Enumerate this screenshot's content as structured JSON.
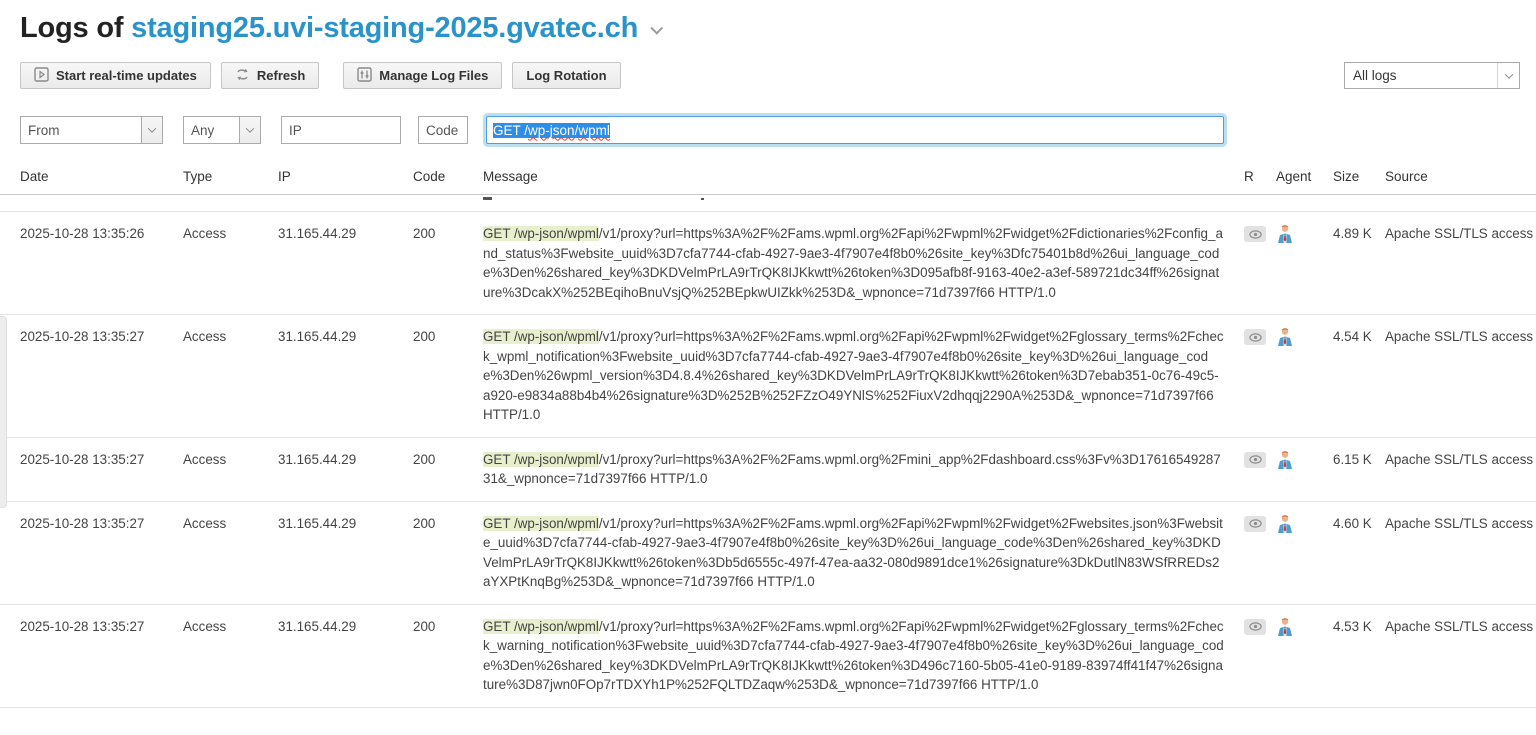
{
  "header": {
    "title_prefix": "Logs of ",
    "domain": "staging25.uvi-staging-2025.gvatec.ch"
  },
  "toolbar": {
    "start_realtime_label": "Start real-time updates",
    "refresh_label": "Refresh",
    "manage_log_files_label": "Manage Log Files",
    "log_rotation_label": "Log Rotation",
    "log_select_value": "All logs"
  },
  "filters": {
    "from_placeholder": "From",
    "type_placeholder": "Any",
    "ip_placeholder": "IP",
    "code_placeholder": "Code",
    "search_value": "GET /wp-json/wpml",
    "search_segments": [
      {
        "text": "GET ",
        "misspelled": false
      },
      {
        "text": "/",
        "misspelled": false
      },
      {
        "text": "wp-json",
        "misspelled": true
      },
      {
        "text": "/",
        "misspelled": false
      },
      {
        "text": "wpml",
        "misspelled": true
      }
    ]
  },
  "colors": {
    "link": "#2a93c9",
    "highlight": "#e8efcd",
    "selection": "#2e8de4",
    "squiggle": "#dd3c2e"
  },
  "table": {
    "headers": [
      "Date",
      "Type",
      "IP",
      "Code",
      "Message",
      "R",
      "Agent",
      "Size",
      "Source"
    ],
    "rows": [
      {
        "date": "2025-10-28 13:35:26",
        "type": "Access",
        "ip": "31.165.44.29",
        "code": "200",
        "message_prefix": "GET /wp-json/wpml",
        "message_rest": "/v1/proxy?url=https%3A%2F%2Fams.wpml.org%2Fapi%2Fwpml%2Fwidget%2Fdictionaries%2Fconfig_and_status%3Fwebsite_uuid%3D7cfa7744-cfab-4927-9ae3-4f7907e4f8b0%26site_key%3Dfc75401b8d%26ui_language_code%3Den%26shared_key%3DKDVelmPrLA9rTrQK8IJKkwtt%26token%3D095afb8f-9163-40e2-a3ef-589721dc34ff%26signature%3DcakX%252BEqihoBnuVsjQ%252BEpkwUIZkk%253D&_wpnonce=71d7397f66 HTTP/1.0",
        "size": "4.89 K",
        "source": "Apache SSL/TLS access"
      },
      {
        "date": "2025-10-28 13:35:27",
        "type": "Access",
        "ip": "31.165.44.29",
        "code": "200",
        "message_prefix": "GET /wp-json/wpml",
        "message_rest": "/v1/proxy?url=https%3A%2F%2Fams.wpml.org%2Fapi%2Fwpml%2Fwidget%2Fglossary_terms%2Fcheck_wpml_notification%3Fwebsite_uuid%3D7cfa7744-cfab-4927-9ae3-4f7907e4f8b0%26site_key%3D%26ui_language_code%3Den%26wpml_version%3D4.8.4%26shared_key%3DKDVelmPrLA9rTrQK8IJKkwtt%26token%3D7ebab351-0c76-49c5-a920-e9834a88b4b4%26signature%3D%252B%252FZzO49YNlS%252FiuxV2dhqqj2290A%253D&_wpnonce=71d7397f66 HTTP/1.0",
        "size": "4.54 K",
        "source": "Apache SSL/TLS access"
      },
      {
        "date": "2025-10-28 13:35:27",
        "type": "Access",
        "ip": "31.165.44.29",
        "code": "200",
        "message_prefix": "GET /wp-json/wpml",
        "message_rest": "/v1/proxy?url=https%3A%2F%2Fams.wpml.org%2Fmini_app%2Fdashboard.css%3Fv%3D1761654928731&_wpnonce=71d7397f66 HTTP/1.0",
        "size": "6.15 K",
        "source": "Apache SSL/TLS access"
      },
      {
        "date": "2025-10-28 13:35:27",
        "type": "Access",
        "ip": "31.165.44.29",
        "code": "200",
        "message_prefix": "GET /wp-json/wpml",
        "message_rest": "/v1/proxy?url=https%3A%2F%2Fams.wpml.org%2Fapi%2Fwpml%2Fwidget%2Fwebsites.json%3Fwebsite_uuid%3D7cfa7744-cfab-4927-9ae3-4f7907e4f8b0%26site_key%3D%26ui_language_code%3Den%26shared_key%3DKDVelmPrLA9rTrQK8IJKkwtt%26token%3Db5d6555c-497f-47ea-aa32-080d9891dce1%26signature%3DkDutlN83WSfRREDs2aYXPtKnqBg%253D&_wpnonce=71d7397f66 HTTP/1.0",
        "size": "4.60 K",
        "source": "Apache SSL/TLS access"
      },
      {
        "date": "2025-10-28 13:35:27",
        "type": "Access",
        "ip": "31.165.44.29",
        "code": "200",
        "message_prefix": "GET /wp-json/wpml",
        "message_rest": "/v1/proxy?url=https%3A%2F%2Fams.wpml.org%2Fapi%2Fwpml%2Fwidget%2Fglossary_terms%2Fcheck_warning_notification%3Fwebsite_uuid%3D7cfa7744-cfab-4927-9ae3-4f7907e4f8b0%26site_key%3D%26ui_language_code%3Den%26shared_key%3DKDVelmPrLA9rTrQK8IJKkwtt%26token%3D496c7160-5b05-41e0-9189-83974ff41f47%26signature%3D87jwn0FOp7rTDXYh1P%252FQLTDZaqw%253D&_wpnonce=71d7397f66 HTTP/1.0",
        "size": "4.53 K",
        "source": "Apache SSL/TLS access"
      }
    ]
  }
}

| INSTRUCTIONS FOR THE TASK |
Print the records above exactly as they stand, but leave out the pictures.

| PROBLEM SOLUTION |
Enumerate this screenshot's content as structured JSON.
{
  "header": {
    "title_prefix": "Logs of ",
    "domain": "staging25.uvi-staging-2025.gvatec.ch"
  },
  "toolbar": {
    "start_realtime_label": "Start real-time updates",
    "refresh_label": "Refresh",
    "manage_log_files_label": "Manage Log Files",
    "log_rotation_label": "Log Rotation",
    "log_select_value": "All logs"
  },
  "filters": {
    "from_placeholder": "From",
    "type_placeholder": "Any",
    "ip_placeholder": "IP",
    "code_placeholder": "Code",
    "search_value": "GET /wp-json/wpml",
    "search_segments": [
      {
        "text": "GET ",
        "misspelled": false
      },
      {
        "text": "/",
        "misspelled": false
      },
      {
        "text": "wp-json",
        "misspelled": true
      },
      {
        "text": "/",
        "misspelled": false
      },
      {
        "text": "wpml",
        "misspelled": true
      }
    ]
  },
  "colors": {
    "link": "#2a93c9",
    "highlight": "#e8efcd",
    "selection": "#2e8de4",
    "squiggle": "#dd3c2e"
  },
  "table": {
    "headers": [
      "Date",
      "Type",
      "IP",
      "Code",
      "Message",
      "R",
      "Agent",
      "Size",
      "Source"
    ],
    "rows": [
      {
        "date": "2025-10-28 13:35:26",
        "type": "Access",
        "ip": "31.165.44.29",
        "code": "200",
        "message_prefix": "GET /wp-json/wpml",
        "message_rest": "/v1/proxy?url=https%3A%2F%2Fams.wpml.org%2Fapi%2Fwpml%2Fwidget%2Fdictionaries%2Fconfig_and_status%3Fwebsite_uuid%3D7cfa7744-cfab-4927-9ae3-4f7907e4f8b0%26site_key%3Dfc75401b8d%26ui_language_code%3Den%26shared_key%3DKDVelmPrLA9rTrQK8IJKkwtt%26token%3D095afb8f-9163-40e2-a3ef-589721dc34ff%26signature%3DcakX%252BEqihoBnuVsjQ%252BEpkwUIZkk%253D&_wpnonce=71d7397f66 HTTP/1.0",
        "size": "4.89 K",
        "source": "Apache SSL/TLS access"
      },
      {
        "date": "2025-10-28 13:35:27",
        "type": "Access",
        "ip": "31.165.44.29",
        "code": "200",
        "message_prefix": "GET /wp-json/wpml",
        "message_rest": "/v1/proxy?url=https%3A%2F%2Fams.wpml.org%2Fapi%2Fwpml%2Fwidget%2Fglossary_terms%2Fcheck_wpml_notification%3Fwebsite_uuid%3D7cfa7744-cfab-4927-9ae3-4f7907e4f8b0%26site_key%3D%26ui_language_code%3Den%26wpml_version%3D4.8.4%26shared_key%3DKDVelmPrLA9rTrQK8IJKkwtt%26token%3D7ebab351-0c76-49c5-a920-e9834a88b4b4%26signature%3D%252B%252FZzO49YNlS%252FiuxV2dhqqj2290A%253D&_wpnonce=71d7397f66 HTTP/1.0",
        "size": "4.54 K",
        "source": "Apache SSL/TLS access"
      },
      {
        "date": "2025-10-28 13:35:27",
        "type": "Access",
        "ip": "31.165.44.29",
        "code": "200",
        "message_prefix": "GET /wp-json/wpml",
        "message_rest": "/v1/proxy?url=https%3A%2F%2Fams.wpml.org%2Fmini_app%2Fdashboard.css%3Fv%3D1761654928731&_wpnonce=71d7397f66 HTTP/1.0",
        "size": "6.15 K",
        "source": "Apache SSL/TLS access"
      },
      {
        "date": "2025-10-28 13:35:27",
        "type": "Access",
        "ip": "31.165.44.29",
        "code": "200",
        "message_prefix": "GET /wp-json/wpml",
        "message_rest": "/v1/proxy?url=https%3A%2F%2Fams.wpml.org%2Fapi%2Fwpml%2Fwidget%2Fwebsites.json%3Fwebsite_uuid%3D7cfa7744-cfab-4927-9ae3-4f7907e4f8b0%26site_key%3D%26ui_language_code%3Den%26shared_key%3DKDVelmPrLA9rTrQK8IJKkwtt%26token%3Db5d6555c-497f-47ea-aa32-080d9891dce1%26signature%3DkDutlN83WSfRREDs2aYXPtKnqBg%253D&_wpnonce=71d7397f66 HTTP/1.0",
        "size": "4.60 K",
        "source": "Apache SSL/TLS access"
      },
      {
        "date": "2025-10-28 13:35:27",
        "type": "Access",
        "ip": "31.165.44.29",
        "code": "200",
        "message_prefix": "GET /wp-json/wpml",
        "message_rest": "/v1/proxy?url=https%3A%2F%2Fams.wpml.org%2Fapi%2Fwpml%2Fwidget%2Fglossary_terms%2Fcheck_warning_notification%3Fwebsite_uuid%3D7cfa7744-cfab-4927-9ae3-4f7907e4f8b0%26site_key%3D%26ui_language_code%3Den%26shared_key%3DKDVelmPrLA9rTrQK8IJKkwtt%26token%3D496c7160-5b05-41e0-9189-83974ff41f47%26signature%3D87jwn0FOp7rTDXYh1P%252FQLTDZaqw%253D&_wpnonce=71d7397f66 HTTP/1.0",
        "size": "4.53 K",
        "source": "Apache SSL/TLS access"
      }
    ]
  }
}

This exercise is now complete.